Extracted records
— begin —
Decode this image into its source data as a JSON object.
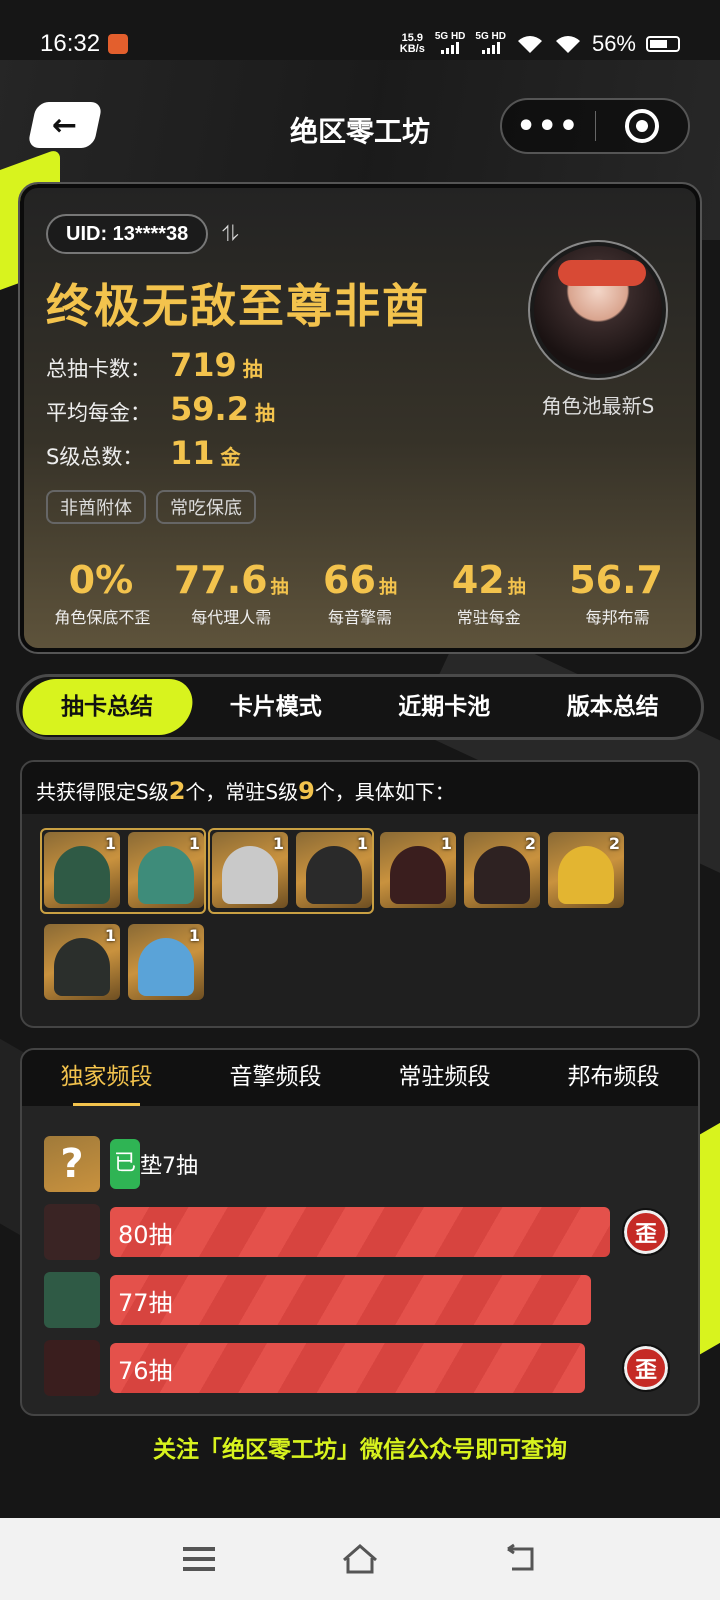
{
  "status_bar": {
    "time": "16:32",
    "net_speed_value": "15.9",
    "net_speed_unit": "KB/s",
    "sim1": "5G HD",
    "sim2": "5G HD",
    "battery": "56%"
  },
  "header": {
    "title": "绝区零工坊",
    "back_icon": "arrow-left-icon",
    "more_icon": "more-dots-icon",
    "close_icon": "target-close-icon"
  },
  "profile": {
    "uid": "UID: 13****38",
    "switch_icon": "⥮",
    "nickname": "终极无敌至尊非酋",
    "stats": [
      {
        "label": "总抽卡数：",
        "value": "719",
        "unit": "抽"
      },
      {
        "label": "平均每金：",
        "value": "59.2",
        "unit": "抽"
      },
      {
        "label": "S级总数：",
        "value": "11",
        "unit": "金"
      }
    ],
    "tags": [
      "非酋附体",
      "常吃保底"
    ],
    "avatar_caption": "角色池最新S",
    "metrics": [
      {
        "value": "0%",
        "unit": "",
        "label": "角色保底不歪"
      },
      {
        "value": "77.6",
        "unit": "抽",
        "label": "每代理人需"
      },
      {
        "value": "66",
        "unit": "抽",
        "label": "每音擎需"
      },
      {
        "value": "42",
        "unit": "抽",
        "label": "常驻每金"
      },
      {
        "value": "56.7",
        "unit": "",
        "label": "每邦布需"
      }
    ]
  },
  "tabs": [
    "抽卡总结",
    "卡片模式",
    "近期卡池",
    "版本总结"
  ],
  "srank": {
    "prefix": "共获得限定S级",
    "limited": "2",
    "mid": "个，常驻S级",
    "standard": "9",
    "suffix": "个，具体如下：",
    "cards": [
      {
        "name": "green-hair-agent",
        "count": "1",
        "color": "#2f5a45"
      },
      {
        "name": "frog-wengine",
        "count": "1",
        "color": "#3e8c7a"
      },
      {
        "name": "white-hair-agent",
        "count": "1",
        "color": "#c9c9c9"
      },
      {
        "name": "black-ball-wengine",
        "count": "1",
        "color": "#2a2a2a"
      },
      {
        "name": "red-eye-agent",
        "count": "1",
        "color": "#3a1e1e"
      },
      {
        "name": "goggle-agent",
        "count": "2",
        "color": "#2e2222"
      },
      {
        "name": "yellow-bangboo",
        "count": "2",
        "color": "#e3b531"
      },
      {
        "name": "dark-bangboo",
        "count": "1",
        "color": "#2b2f2c"
      },
      {
        "name": "blue-bangboo",
        "count": "1",
        "color": "#5aa3d8"
      }
    ]
  },
  "pity": {
    "tabs": [
      "独家频段",
      "音擎频段",
      "常驻频段",
      "邦布频段"
    ],
    "pending": {
      "badge": "已",
      "text": "垫7抽",
      "icon": "?"
    },
    "rows": [
      {
        "label": "80抽",
        "value": 80,
        "lost": true,
        "avatar_color": "#3a2424"
      },
      {
        "label": "77抽",
        "value": 77,
        "lost": false,
        "avatar_color": "#2f5a45"
      },
      {
        "label": "76抽",
        "value": 76,
        "lost": true,
        "avatar_color": "#3a1e1e"
      }
    ],
    "lost_label": "歪"
  },
  "footer_note": "关注「绝区零工坊」微信公众号即可查询"
}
— end —
The exercise
Using the records above, output their complete text exactly, minus any images.

Answer for the task
Decode this image into its source data as a JSON object.
{
  "status_bar": {
    "time": "16:32",
    "net_speed_value": "15.9",
    "net_speed_unit": "KB/s",
    "sim1": "5G HD",
    "sim2": "5G HD",
    "battery": "56%"
  },
  "header": {
    "title": "绝区零工坊",
    "back_icon": "arrow-left-icon",
    "more_icon": "more-dots-icon",
    "close_icon": "target-close-icon"
  },
  "profile": {
    "uid": "UID: 13****38",
    "switch_icon": "⥮",
    "nickname": "终极无敌至尊非酋",
    "stats": [
      {
        "label": "总抽卡数：",
        "value": "719",
        "unit": "抽"
      },
      {
        "label": "平均每金：",
        "value": "59.2",
        "unit": "抽"
      },
      {
        "label": "S级总数：",
        "value": "11",
        "unit": "金"
      }
    ],
    "tags": [
      "非酋附体",
      "常吃保底"
    ],
    "avatar_caption": "角色池最新S",
    "metrics": [
      {
        "value": "0%",
        "unit": "",
        "label": "角色保底不歪"
      },
      {
        "value": "77.6",
        "unit": "抽",
        "label": "每代理人需"
      },
      {
        "value": "66",
        "unit": "抽",
        "label": "每音擎需"
      },
      {
        "value": "42",
        "unit": "抽",
        "label": "常驻每金"
      },
      {
        "value": "56.7",
        "unit": "",
        "label": "每邦布需"
      }
    ]
  },
  "tabs": [
    "抽卡总结",
    "卡片模式",
    "近期卡池",
    "版本总结"
  ],
  "srank": {
    "prefix": "共获得限定S级",
    "limited": "2",
    "mid": "个，常驻S级",
    "standard": "9",
    "suffix": "个，具体如下：",
    "cards": [
      {
        "name": "green-hair-agent",
        "count": "1",
        "color": "#2f5a45"
      },
      {
        "name": "frog-wengine",
        "count": "1",
        "color": "#3e8c7a"
      },
      {
        "name": "white-hair-agent",
        "count": "1",
        "color": "#c9c9c9"
      },
      {
        "name": "black-ball-wengine",
        "count": "1",
        "color": "#2a2a2a"
      },
      {
        "name": "red-eye-agent",
        "count": "1",
        "color": "#3a1e1e"
      },
      {
        "name": "goggle-agent",
        "count": "2",
        "color": "#2e2222"
      },
      {
        "name": "yellow-bangboo",
        "count": "2",
        "color": "#e3b531"
      },
      {
        "name": "dark-bangboo",
        "count": "1",
        "color": "#2b2f2c"
      },
      {
        "name": "blue-bangboo",
        "count": "1",
        "color": "#5aa3d8"
      }
    ]
  },
  "pity": {
    "tabs": [
      "独家频段",
      "音擎频段",
      "常驻频段",
      "邦布频段"
    ],
    "pending": {
      "badge": "已",
      "text": "垫7抽",
      "icon": "?"
    },
    "rows": [
      {
        "label": "80抽",
        "value": 80,
        "lost": true,
        "avatar_color": "#3a2424"
      },
      {
        "label": "77抽",
        "value": 77,
        "lost": false,
        "avatar_color": "#2f5a45"
      },
      {
        "label": "76抽",
        "value": 76,
        "lost": true,
        "avatar_color": "#3a1e1e"
      }
    ],
    "lost_label": "歪"
  },
  "footer_note": "关注「绝区零工坊」微信公众号即可查询"
}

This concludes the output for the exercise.